Ovarian torsion (also sometimes termed adnexal torsion) refers to rotation of the ovary and portion of the fallopian tube on the supplying vascular pedicle (also termed tubo-ovarian torsion).
This can be intermittent or maintained and results in venous, arterial and lymphatic stasis. It is a gynaecologcial emergency and requires urgent surgical intervention to prevent ovarian necrosis.
Ovarian torsion has a bimodal age distribution occurring mainly in young women (15-30 years) and in post-menopausal women. Approximately 20% of the cases occur during pregnancy. 1
Torsion occurs for two main reasons: 2
- hypermobility of the ovary ~ 50%
- adnexal lesion ~ 50-80%
Most patients present with severe lower abdominal and pelvic pain, nausea, and vomiting. A raised white cell count is common.
The end-result of ovarian torsion is haemorrhagic infarction and necrosis. This can occur within hours of torsion onset.
Torsion of a normal ovary more commonly occurs in young children when developmental abnormalities may be implicated in the pathogenesis, such as excessively long fallopian tubes or an absent mesosalpinx. In adulthood causes include both benign and malignant ovarian tumours, polycystic ovaries and adhesions. In early pregnancy a torsion can occur secondary to a corpus luteum cyst or laxity of the adjacent tissues.

Explore the material:
a - Copy out the part of the passage on ovarian torsion that runs from "The end-result of" down to "the adjacent tissues.".
b - Write what comes next in the ovarian torsion passage, picking up after its final sentence.
The records have nothing to do with the ovarian torsion text.

Dataset excerpts:
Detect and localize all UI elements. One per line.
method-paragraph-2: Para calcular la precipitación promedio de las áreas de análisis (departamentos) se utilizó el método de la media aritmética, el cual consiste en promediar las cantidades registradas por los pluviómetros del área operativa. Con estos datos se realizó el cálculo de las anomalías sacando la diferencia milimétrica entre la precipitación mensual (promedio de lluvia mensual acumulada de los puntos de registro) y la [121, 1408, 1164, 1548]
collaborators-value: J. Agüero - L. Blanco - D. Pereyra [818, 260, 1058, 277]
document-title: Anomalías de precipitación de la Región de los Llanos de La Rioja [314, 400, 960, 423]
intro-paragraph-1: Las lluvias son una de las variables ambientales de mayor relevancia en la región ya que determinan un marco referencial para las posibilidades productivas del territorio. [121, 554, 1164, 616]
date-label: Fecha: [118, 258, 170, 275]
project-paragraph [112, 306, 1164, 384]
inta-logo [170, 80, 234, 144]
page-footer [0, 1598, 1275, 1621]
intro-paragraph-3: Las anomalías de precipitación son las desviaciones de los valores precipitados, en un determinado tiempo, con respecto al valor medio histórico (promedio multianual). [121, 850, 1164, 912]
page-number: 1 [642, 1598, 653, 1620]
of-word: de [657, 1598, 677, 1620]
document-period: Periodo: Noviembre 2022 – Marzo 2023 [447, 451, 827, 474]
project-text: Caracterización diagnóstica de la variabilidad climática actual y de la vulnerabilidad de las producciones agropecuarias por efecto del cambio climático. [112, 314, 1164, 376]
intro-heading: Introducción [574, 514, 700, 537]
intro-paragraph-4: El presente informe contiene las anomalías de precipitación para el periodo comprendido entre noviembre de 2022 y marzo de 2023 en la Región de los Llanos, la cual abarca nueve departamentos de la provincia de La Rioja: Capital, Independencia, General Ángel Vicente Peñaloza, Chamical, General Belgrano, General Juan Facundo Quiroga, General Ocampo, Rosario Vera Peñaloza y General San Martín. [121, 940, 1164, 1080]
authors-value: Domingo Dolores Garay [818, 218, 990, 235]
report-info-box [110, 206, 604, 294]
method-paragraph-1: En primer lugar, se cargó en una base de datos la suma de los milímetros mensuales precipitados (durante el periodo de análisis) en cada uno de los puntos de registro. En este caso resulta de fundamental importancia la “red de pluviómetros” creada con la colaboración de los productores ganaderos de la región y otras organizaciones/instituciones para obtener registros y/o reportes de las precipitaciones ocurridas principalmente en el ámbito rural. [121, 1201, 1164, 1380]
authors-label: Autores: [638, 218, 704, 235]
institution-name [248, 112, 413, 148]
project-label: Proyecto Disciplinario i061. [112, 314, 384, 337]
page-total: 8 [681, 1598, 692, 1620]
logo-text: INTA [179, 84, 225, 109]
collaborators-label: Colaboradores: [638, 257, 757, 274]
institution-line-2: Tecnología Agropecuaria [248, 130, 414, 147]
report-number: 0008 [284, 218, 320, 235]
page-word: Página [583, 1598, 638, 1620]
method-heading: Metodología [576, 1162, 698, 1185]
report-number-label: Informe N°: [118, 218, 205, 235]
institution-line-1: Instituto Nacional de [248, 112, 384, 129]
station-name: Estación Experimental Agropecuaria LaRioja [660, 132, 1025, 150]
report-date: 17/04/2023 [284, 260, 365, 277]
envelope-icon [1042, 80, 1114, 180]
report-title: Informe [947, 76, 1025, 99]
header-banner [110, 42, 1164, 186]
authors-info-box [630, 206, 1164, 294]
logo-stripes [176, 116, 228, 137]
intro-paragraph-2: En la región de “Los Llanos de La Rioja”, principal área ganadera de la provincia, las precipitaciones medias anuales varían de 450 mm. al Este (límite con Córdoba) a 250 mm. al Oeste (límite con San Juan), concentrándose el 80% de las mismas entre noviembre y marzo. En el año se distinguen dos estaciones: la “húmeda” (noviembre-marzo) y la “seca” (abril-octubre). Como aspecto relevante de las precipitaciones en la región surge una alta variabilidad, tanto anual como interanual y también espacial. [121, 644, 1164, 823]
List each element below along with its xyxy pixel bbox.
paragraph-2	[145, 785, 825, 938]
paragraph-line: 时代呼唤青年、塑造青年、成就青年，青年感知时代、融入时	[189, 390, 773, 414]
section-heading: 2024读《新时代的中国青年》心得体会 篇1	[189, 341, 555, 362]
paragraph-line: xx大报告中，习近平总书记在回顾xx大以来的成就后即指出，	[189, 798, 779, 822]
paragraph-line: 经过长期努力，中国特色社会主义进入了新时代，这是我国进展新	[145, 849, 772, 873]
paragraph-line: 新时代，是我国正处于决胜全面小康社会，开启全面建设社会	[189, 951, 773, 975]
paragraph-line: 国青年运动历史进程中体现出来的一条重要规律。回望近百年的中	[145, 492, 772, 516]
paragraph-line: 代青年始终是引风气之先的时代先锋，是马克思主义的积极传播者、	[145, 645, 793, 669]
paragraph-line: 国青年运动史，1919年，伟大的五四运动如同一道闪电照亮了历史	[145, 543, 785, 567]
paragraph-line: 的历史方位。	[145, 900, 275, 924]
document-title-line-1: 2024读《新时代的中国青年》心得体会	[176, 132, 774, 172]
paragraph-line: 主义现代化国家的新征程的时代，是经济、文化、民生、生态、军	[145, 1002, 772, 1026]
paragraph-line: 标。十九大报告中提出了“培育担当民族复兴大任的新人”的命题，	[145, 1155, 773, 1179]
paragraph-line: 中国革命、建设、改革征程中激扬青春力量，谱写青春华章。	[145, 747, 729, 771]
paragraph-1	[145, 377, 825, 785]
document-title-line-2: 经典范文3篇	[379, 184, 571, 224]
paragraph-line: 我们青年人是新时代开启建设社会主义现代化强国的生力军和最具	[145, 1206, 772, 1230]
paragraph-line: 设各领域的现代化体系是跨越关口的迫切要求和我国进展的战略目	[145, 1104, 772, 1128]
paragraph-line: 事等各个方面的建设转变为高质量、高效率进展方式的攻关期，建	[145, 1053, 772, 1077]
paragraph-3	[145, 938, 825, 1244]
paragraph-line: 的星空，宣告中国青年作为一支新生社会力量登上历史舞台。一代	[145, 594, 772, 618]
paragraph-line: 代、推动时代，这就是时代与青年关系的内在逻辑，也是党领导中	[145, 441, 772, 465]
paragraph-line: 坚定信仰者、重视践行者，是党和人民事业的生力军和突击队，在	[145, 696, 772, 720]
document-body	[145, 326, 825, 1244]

Results of the tasks:
a -
The end-result of ovarian torsion is haemorrhagic infarction and necrosis. This can occur within hours of torsion onset.
Torsion of a normal ovary more commonly occurs in young children when developmental abnormalities may be implicated in the pathogenesis, such as excessively long fallopian tubes or an absent mesosalpinx. In adulthood causes include both benign and malignant ovarian tumours, polycystic ovaries and adhesions. In early pregnancy a torsion can occur secondary to a corpus luteum cyst or laxity of the adjacent tissues.

b -
The main feature of torsion is ovarian enlargement due to venous / lymphatic engorgement, oedema and haemorrhage. Secondary signs include free pelvic fluid, an underlying ovarian lesion, reduced or absent vascularity and a twisted dilated tubular structure corresponding to the vascular pedicle. Adnexal torsion is generally unilateral, with a slight (3:2) right-sided predilection (presumably due effects of the sigmoid colon being on the left) 6,8.
Ultrasound is the imaging modality of choice. Sonographic features include:
- enlarged hypo or hyperechoic ovary
- peripherally displaced follicles
- Doppler 3
- little or no intra-ovarian venous flow (common)
- absent arterial flow (less common)
- absent or reversed diastolic flow
- normal vascularity does not exclude intermittent torsion
- normal Doppler flow can also occasionally be found due to dual supply from both the ovarian and uterine arteries
- free pelvic fluid: may be seen in > 80% of cases 10.
- whirlpool sign of twisted vascular pedicle 3
- underlying ovarian lesion can often be found
- the uterus may be slightly deviated towards the torted ovary
- good at ruling out ovarian torsion if a normal ovary/adnexa is seen
- twisted ovarian pedicle is pathognomonic for ovarian torsion if demonstrated 11
- torsion appears as a complex adnexal lesion representing:
- enlarged ovary (>4.0cm 11)
- distended pedicle
- possible underlying ovarian lesion
- HU > 50 on non-contrast CT suggests haemorrhagic necrosis 2
- lack of enhancement may be seen
- surrounding fat stranding oedema and free fluid
Usually not the imaging modality of choice as urgent imaging is required.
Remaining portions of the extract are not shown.